Collect all lines from the listing that include the string "Verfügung".

►

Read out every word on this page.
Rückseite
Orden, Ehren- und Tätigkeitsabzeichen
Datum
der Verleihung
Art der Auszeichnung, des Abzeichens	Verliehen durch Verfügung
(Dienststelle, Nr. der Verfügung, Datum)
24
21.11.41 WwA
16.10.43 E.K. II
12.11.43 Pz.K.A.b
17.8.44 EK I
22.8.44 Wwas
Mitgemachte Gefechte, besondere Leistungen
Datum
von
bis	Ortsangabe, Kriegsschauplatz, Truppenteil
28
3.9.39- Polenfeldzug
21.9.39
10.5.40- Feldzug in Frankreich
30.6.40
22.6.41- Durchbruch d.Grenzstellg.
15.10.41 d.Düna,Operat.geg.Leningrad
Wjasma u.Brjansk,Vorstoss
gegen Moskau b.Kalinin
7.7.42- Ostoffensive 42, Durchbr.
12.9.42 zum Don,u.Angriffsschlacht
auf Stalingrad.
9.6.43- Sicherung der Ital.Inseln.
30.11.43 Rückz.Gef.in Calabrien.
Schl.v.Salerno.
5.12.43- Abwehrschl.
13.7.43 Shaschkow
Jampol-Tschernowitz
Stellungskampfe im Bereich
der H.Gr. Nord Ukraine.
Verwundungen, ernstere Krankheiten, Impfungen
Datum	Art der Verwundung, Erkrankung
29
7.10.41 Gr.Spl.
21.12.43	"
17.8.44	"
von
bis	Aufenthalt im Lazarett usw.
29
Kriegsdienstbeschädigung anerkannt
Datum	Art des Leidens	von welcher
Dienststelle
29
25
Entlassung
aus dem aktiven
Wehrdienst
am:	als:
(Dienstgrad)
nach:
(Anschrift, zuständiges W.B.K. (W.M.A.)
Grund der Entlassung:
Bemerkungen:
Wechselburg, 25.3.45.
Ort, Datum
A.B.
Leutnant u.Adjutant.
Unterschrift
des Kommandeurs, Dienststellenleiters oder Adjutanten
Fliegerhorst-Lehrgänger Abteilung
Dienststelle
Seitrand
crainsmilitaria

◄
►

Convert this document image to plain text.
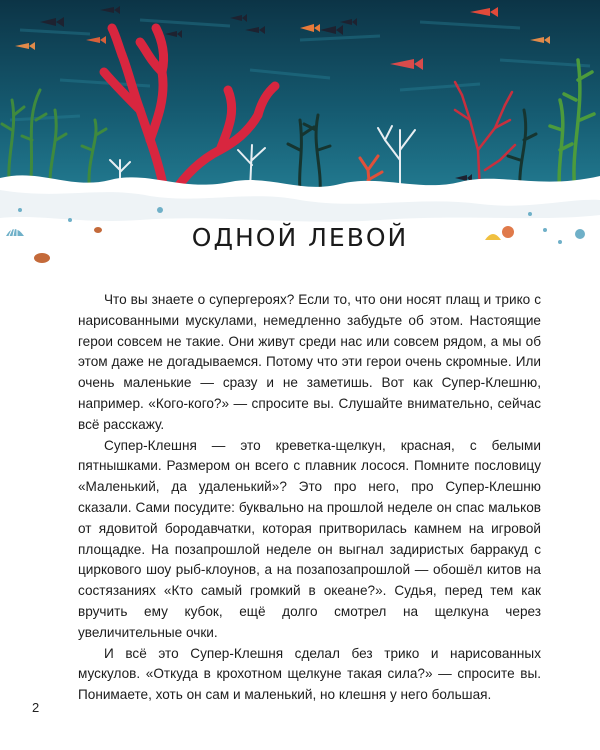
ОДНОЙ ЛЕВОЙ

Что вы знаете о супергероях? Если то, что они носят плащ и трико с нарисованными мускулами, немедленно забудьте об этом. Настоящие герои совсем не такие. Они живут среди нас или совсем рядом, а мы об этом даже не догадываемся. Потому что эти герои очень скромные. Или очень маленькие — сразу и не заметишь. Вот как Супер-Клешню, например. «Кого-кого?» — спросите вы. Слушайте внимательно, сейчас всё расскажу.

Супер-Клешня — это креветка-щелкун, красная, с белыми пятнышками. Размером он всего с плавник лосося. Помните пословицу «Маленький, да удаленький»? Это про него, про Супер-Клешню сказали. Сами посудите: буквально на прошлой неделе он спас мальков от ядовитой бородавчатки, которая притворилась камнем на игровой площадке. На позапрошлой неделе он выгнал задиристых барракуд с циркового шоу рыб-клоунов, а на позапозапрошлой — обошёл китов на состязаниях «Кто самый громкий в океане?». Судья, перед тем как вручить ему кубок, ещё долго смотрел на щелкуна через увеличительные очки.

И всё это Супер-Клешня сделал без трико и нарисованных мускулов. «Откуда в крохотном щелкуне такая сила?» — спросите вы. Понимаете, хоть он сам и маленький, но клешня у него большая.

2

◄

> _Answer to this problem_
Art der Auszeichnung, des Abzeichens	Verliehen durch Verfügung
(Dienststelle, Nr. der Verfügung, Datum)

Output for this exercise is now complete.